-------- Data rows

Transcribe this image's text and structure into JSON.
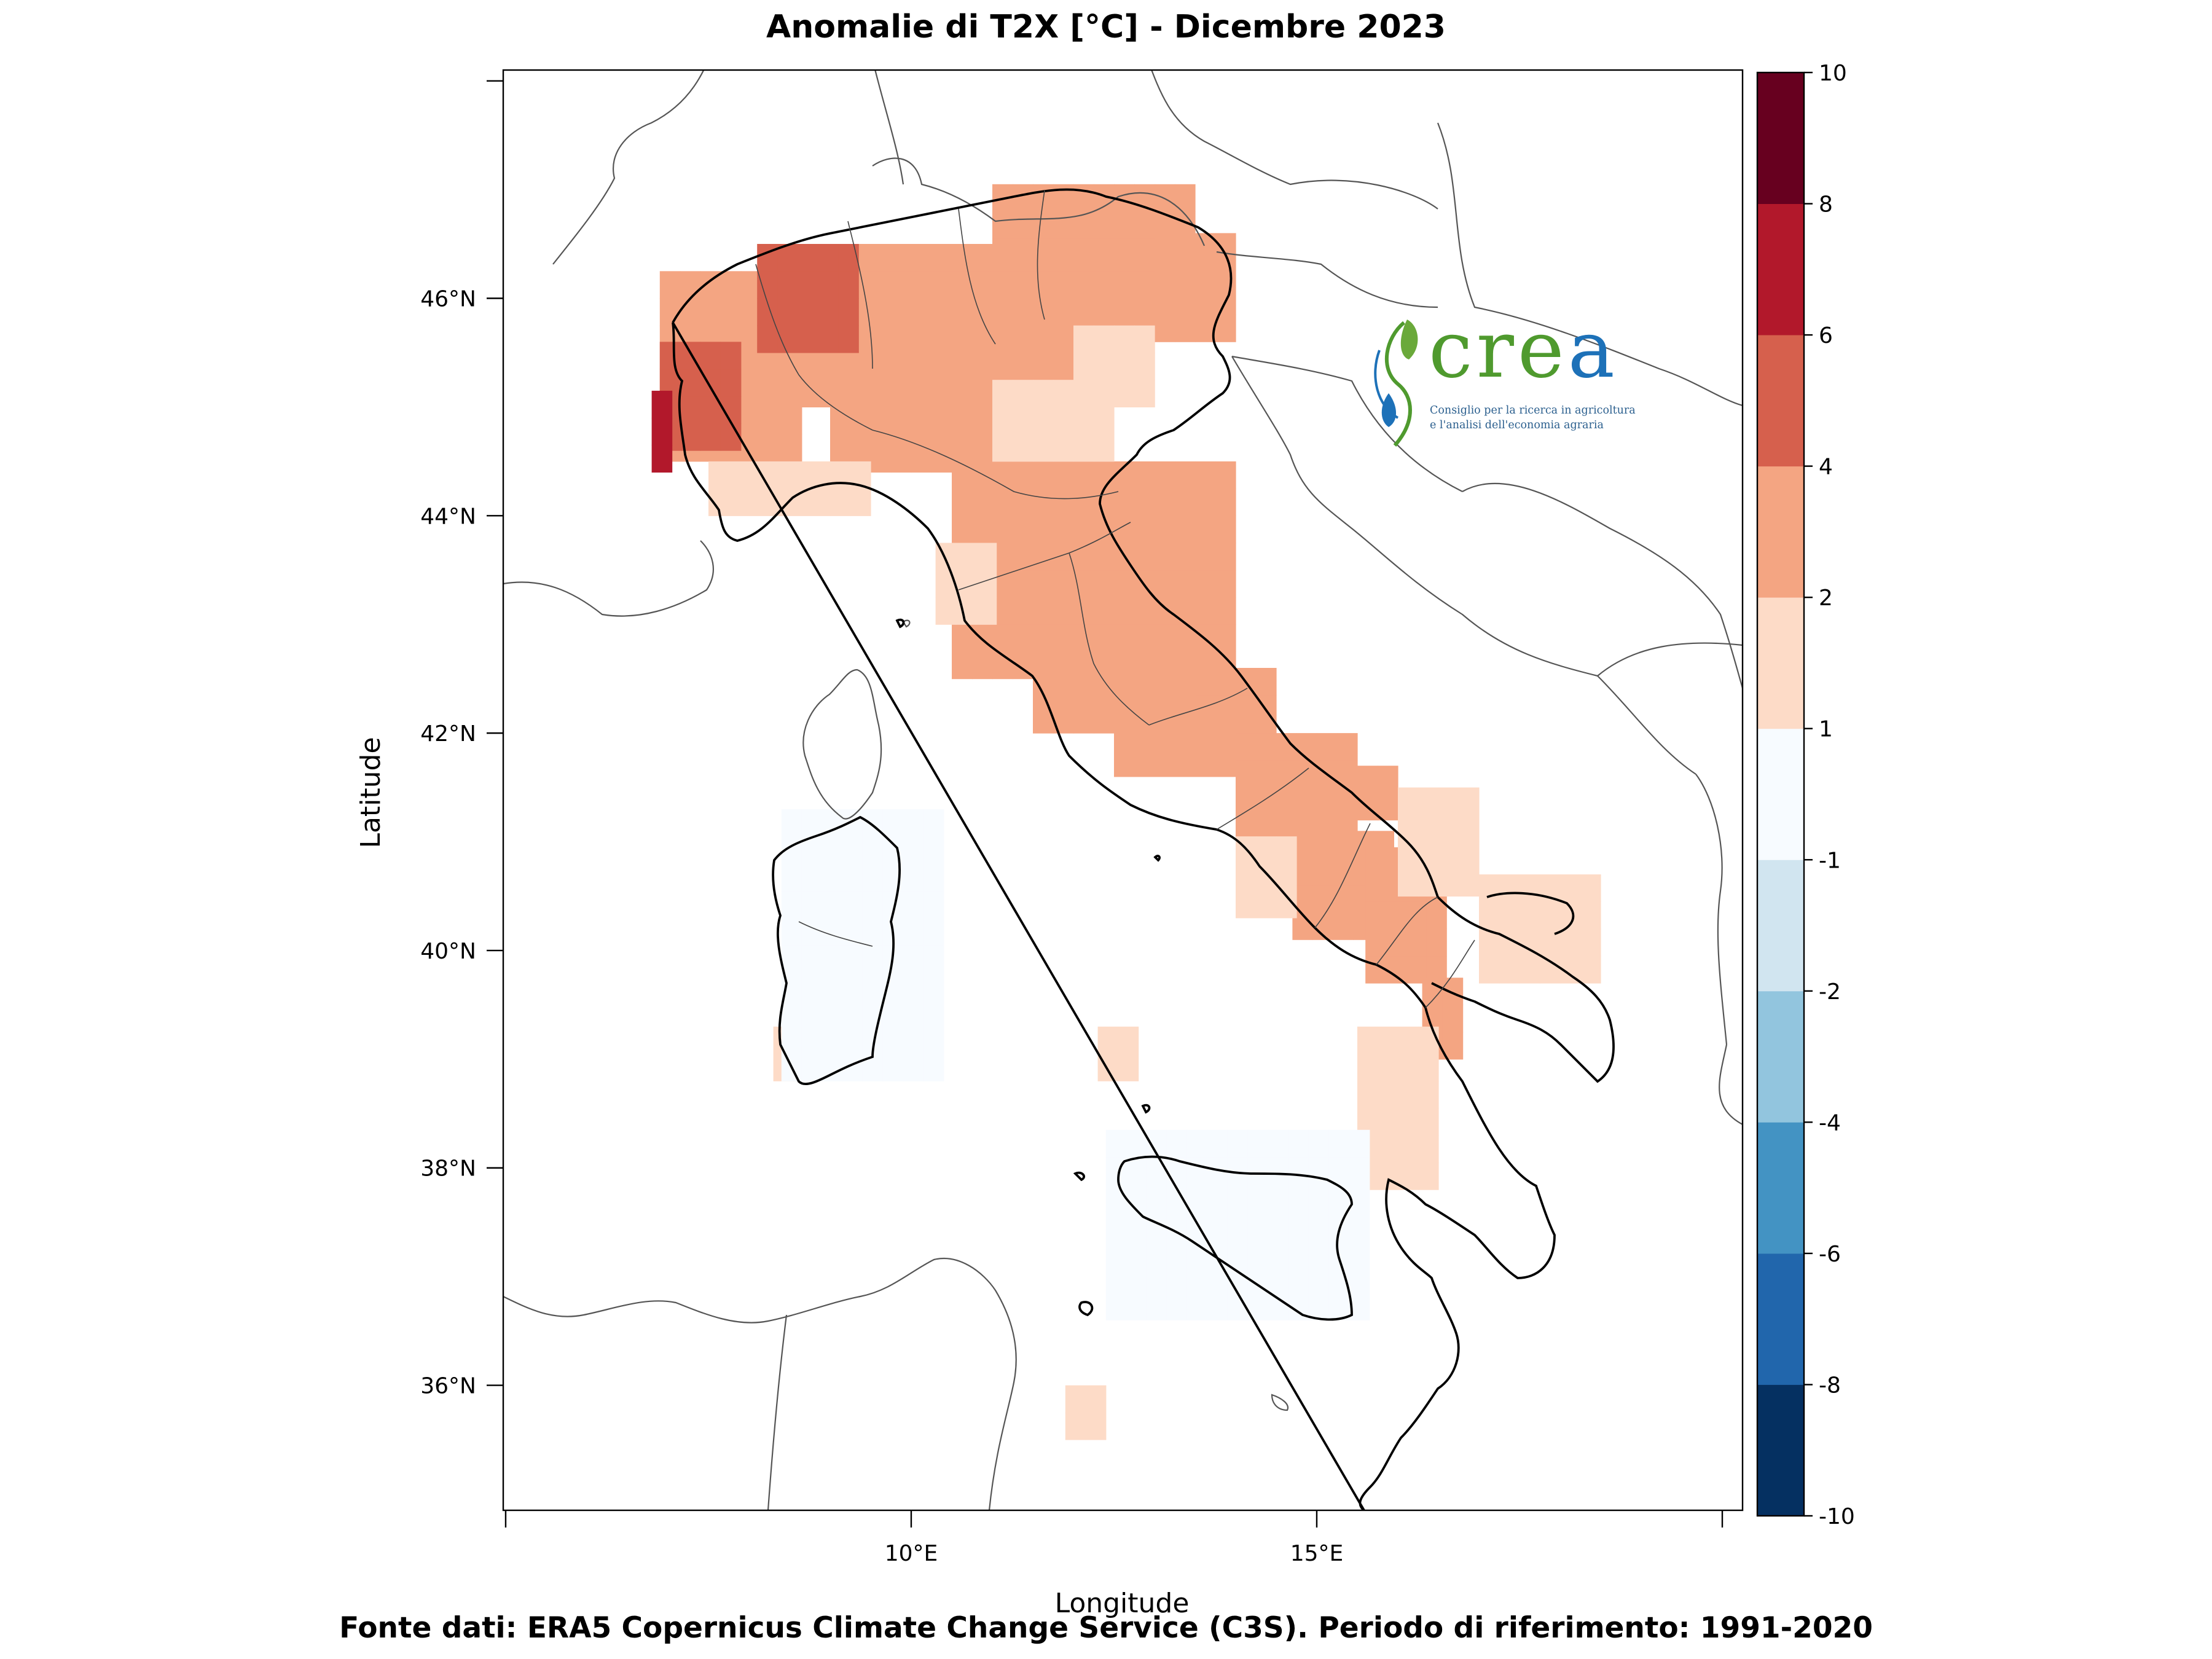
{
  "title": "Anomalie di T2X  [°C] - Dicembre 2023",
  "footer": "Fonte dati: ERA5 Copernicus Climate Change Service (C3S). Periodo di riferimento: 1991-2020",
  "axes": {
    "xlabel": "Longitude",
    "ylabel": "Latitude",
    "x_ticks": [
      {
        "value": 10,
        "label": "10°E"
      },
      {
        "value": 15,
        "label": "15°E"
      }
    ],
    "y_ticks": [
      {
        "value": 36,
        "label": "36°N"
      },
      {
        "value": 38,
        "label": "38°N"
      },
      {
        "value": 40,
        "label": "40°N"
      },
      {
        "value": 42,
        "label": "42°N"
      },
      {
        "value": 44,
        "label": "44°N"
      },
      {
        "value": 46,
        "label": "46°N"
      }
    ],
    "lon_range": [
      4.97,
      20.25
    ],
    "lat_range": [
      34.85,
      48.1
    ]
  },
  "colorbar": {
    "levels": [
      -10,
      -8,
      -6,
      -4,
      -2,
      -1,
      1,
      2,
      4,
      6,
      8,
      10
    ],
    "colors": [
      "#053061",
      "#2166ac",
      "#4393c3",
      "#92c5de",
      "#d1e5f0",
      "#f7fbff",
      "#fddbc7",
      "#f4a582",
      "#d6604d",
      "#b2182b",
      "#67001f"
    ]
  },
  "chart_data": {
    "type": "heatmap",
    "variable": "T2X",
    "grid_step_deg": 0.25,
    "regions": [
      {
        "lon": [
          8.5,
          13.0
        ],
        "lat": [
          45.0,
          46.5
        ],
        "value": 3.0
      },
      {
        "lon": [
          6.9,
          8.5
        ],
        "lat": [
          44.5,
          46.1
        ],
        "value": 3.0
      },
      {
        "lon": [
          9.0,
          11.0
        ],
        "lat": [
          44.4,
          45.1
        ],
        "value": 3.0
      },
      {
        "lon": [
          10.5,
          14.0
        ],
        "lat": [
          42.5,
          44.3
        ],
        "value": 3.0
      },
      {
        "lon": [
          12.5,
          14.3
        ],
        "lat": [
          41.6,
          42.6
        ],
        "value": 3.0
      },
      {
        "lon": [
          11.5,
          13.5
        ],
        "lat": [
          42.0,
          42.6
        ],
        "value": 3.0
      },
      {
        "lon": [
          14.0,
          15.5
        ],
        "lat": [
          41.0,
          42.0
        ],
        "value": 3.0
      },
      {
        "lon": [
          14.7,
          15.9
        ],
        "lat": [
          40.1,
          41.0
        ],
        "value": 3.0
      },
      {
        "lon": [
          15.6,
          16.5
        ],
        "lat": [
          39.7,
          40.8
        ],
        "value": 3.0
      },
      {
        "lon": [
          16.3,
          16.8
        ],
        "lat": [
          39.0,
          39.6
        ],
        "value": 3.0
      },
      {
        "lon": [
          11.0,
          13.5
        ],
        "lat": [
          46.3,
          47.0
        ],
        "value": 3.0
      },
      {
        "lon": [
          13.0,
          14.0
        ],
        "lat": [
          45.6,
          46.5
        ],
        "value": 3.0
      },
      {
        "lon": [
          15.0,
          16.0
        ],
        "lat": [
          41.2,
          41.6
        ],
        "value": 3.0
      },
      {
        "lon": [
          12.0,
          13.0
        ],
        "lat": [
          45.0,
          45.7
        ],
        "value": 1.5
      },
      {
        "lon": [
          11.0,
          12.5
        ],
        "lat": [
          44.5,
          45.1
        ],
        "value": 1.5
      },
      {
        "lon": [
          16.0,
          17.0
        ],
        "lat": [
          40.5,
          41.3
        ],
        "value": 1.5
      },
      {
        "lon": [
          17.0,
          18.5
        ],
        "lat": [
          39.7,
          40.7
        ],
        "value": 1.5
      },
      {
        "lon": [
          15.5,
          16.5
        ],
        "lat": [
          37.8,
          39.2
        ],
        "value": 1.5
      },
      {
        "lon": [
          13.4,
          15.0
        ],
        "lat": [
          36.7,
          37.9
        ],
        "value": 1.5
      },
      {
        "lon": [
          10.3,
          11.0
        ],
        "lat": [
          43.0,
          43.6
        ],
        "value": 1.5
      },
      {
        "lon": [
          7.5,
          9.5
        ],
        "lat": [
          44.0,
          44.5
        ],
        "value": 1.5
      },
      {
        "lon": [
          14.0,
          14.7
        ],
        "lat": [
          40.3,
          41.0
        ],
        "value": 1.5
      },
      {
        "lon": [
          9.2,
          9.8
        ],
        "lat": [
          39.2,
          41.0
        ],
        "value": 1.5
      },
      {
        "lon": [
          8.3,
          8.6
        ],
        "lat": [
          38.8,
          39.1
        ],
        "value": 1.5
      },
      {
        "lon": [
          11.9,
          12.4
        ],
        "lat": [
          35.5,
          35.8
        ],
        "value": 1.5
      },
      {
        "lon": [
          12.3,
          12.7
        ],
        "lat": [
          38.8,
          39.1
        ],
        "value": 1.5
      },
      {
        "lon": [
          8.1,
          9.3
        ],
        "lat": [
          45.5,
          46.3
        ],
        "value": 5.0
      },
      {
        "lon": [
          6.9,
          7.7
        ],
        "lat": [
          44.6,
          45.5
        ],
        "value": 5.0
      },
      {
        "lon": [
          6.8,
          7.0
        ],
        "lat": [
          44.4,
          45.0
        ],
        "value": 7.0
      },
      {
        "lon": [
          8.4,
          10.4
        ],
        "lat": [
          38.8,
          41.3
        ],
        "value": 0.0
      },
      {
        "lon": [
          12.4,
          15.5
        ],
        "lat": [
          36.6,
          38.3
        ],
        "value": 0.0
      }
    ]
  }
}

----------------

▶ [Problem details]:
Reproduce the material above verbatim; omit every picture.

▶ [Problem solution]:
Transcribe this image's text and structure into JSON.
{
  "title": "Anomalie di T2X  [°C] - Dicembre 2023",
  "footer": "Fonte dati: ERA5 Copernicus Climate Change Service (C3S). Periodo di riferimento: 1991-2020",
  "axes": {
    "xlabel": "Longitude",
    "ylabel": "Latitude",
    "x_ticks": [
      {
        "value": 10,
        "label": "10°E"
      },
      {
        "value": 15,
        "label": "15°E"
      }
    ],
    "y_ticks": [
      {
        "value": 36,
        "label": "36°N"
      },
      {
        "value": 38,
        "label": "38°N"
      },
      {
        "value": 40,
        "label": "40°N"
      },
      {
        "value": 42,
        "label": "42°N"
      },
      {
        "value": 44,
        "label": "44°N"
      },
      {
        "value": 46,
        "label": "46°N"
      }
    ],
    "lon_range": [
      4.97,
      20.25
    ],
    "lat_range": [
      34.85,
      48.1
    ]
  },
  "colorbar": {
    "levels": [
      -10,
      -8,
      -6,
      -4,
      -2,
      -1,
      1,
      2,
      4,
      6,
      8,
      10
    ],
    "colors": [
      "#053061",
      "#2166ac",
      "#4393c3",
      "#92c5de",
      "#d1e5f0",
      "#f7fbff",
      "#fddbc7",
      "#f4a582",
      "#d6604d",
      "#b2182b",
      "#67001f"
    ]
  },
  "chart_data": {
    "type": "heatmap",
    "variable": "T2X",
    "grid_step_deg": 0.25,
    "regions": [
      {
        "lon": [
          8.5,
          13.0
        ],
        "lat": [
          45.0,
          46.5
        ],
        "value": 3.0
      },
      {
        "lon": [
          6.9,
          8.5
        ],
        "lat": [
          44.5,
          46.1
        ],
        "value": 3.0
      },
      {
        "lon": [
          9.0,
          11.0
        ],
        "lat": [
          44.4,
          45.1
        ],
        "value": 3.0
      },
      {
        "lon": [
          10.5,
          14.0
        ],
        "lat": [
          42.5,
          44.3
        ],
        "value": 3.0
      },
      {
        "lon": [
          12.5,
          14.3
        ],
        "lat": [
          41.6,
          42.6
        ],
        "value": 3.0
      },
      {
        "lon": [
          11.5,
          13.5
        ],
        "lat": [
          42.0,
          42.6
        ],
        "value": 3.0
      },
      {
        "lon": [
          14.0,
          15.5
        ],
        "lat": [
          41.0,
          42.0
        ],
        "value": 3.0
      },
      {
        "lon": [
          14.7,
          15.9
        ],
        "lat": [
          40.1,
          41.0
        ],
        "value": 3.0
      },
      {
        "lon": [
          15.6,
          16.5
        ],
        "lat": [
          39.7,
          40.8
        ],
        "value": 3.0
      },
      {
        "lon": [
          16.3,
          16.8
        ],
        "lat": [
          39.0,
          39.6
        ],
        "value": 3.0
      },
      {
        "lon": [
          11.0,
          13.5
        ],
        "lat": [
          46.3,
          47.0
        ],
        "value": 3.0
      },
      {
        "lon": [
          13.0,
          14.0
        ],
        "lat": [
          45.6,
          46.5
        ],
        "value": 3.0
      },
      {
        "lon": [
          15.0,
          16.0
        ],
        "lat": [
          41.2,
          41.6
        ],
        "value": 3.0
      },
      {
        "lon": [
          12.0,
          13.0
        ],
        "lat": [
          45.0,
          45.7
        ],
        "value": 1.5
      },
      {
        "lon": [
          11.0,
          12.5
        ],
        "lat": [
          44.5,
          45.1
        ],
        "value": 1.5
      },
      {
        "lon": [
          16.0,
          17.0
        ],
        "lat": [
          40.5,
          41.3
        ],
        "value": 1.5
      },
      {
        "lon": [
          17.0,
          18.5
        ],
        "lat": [
          39.7,
          40.7
        ],
        "value": 1.5
      },
      {
        "lon": [
          15.5,
          16.5
        ],
        "lat": [
          37.8,
          39.2
        ],
        "value": 1.5
      },
      {
        "lon": [
          13.4,
          15.0
        ],
        "lat": [
          36.7,
          37.9
        ],
        "value": 1.5
      },
      {
        "lon": [
          10.3,
          11.0
        ],
        "lat": [
          43.0,
          43.6
        ],
        "value": 1.5
      },
      {
        "lon": [
          7.5,
          9.5
        ],
        "lat": [
          44.0,
          44.5
        ],
        "value": 1.5
      },
      {
        "lon": [
          14.0,
          14.7
        ],
        "lat": [
          40.3,
          41.0
        ],
        "value": 1.5
      },
      {
        "lon": [
          9.2,
          9.8
        ],
        "lat": [
          39.2,
          41.0
        ],
        "value": 1.5
      },
      {
        "lon": [
          8.3,
          8.6
        ],
        "lat": [
          38.8,
          39.1
        ],
        "value": 1.5
      },
      {
        "lon": [
          11.9,
          12.4
        ],
        "lat": [
          35.5,
          35.8
        ],
        "value": 1.5
      },
      {
        "lon": [
          12.3,
          12.7
        ],
        "lat": [
          38.8,
          39.1
        ],
        "value": 1.5
      },
      {
        "lon": [
          8.1,
          9.3
        ],
        "lat": [
          45.5,
          46.3
        ],
        "value": 5.0
      },
      {
        "lon": [
          6.9,
          7.7
        ],
        "lat": [
          44.6,
          45.5
        ],
        "value": 5.0
      },
      {
        "lon": [
          6.8,
          7.0
        ],
        "lat": [
          44.4,
          45.0
        ],
        "value": 7.0
      },
      {
        "lon": [
          8.4,
          10.4
        ],
        "lat": [
          38.8,
          41.3
        ],
        "value": 0.0
      },
      {
        "lon": [
          12.4,
          15.5
        ],
        "lat": [
          36.6,
          38.3
        ],
        "value": 0.0
      }
    ]
  }
}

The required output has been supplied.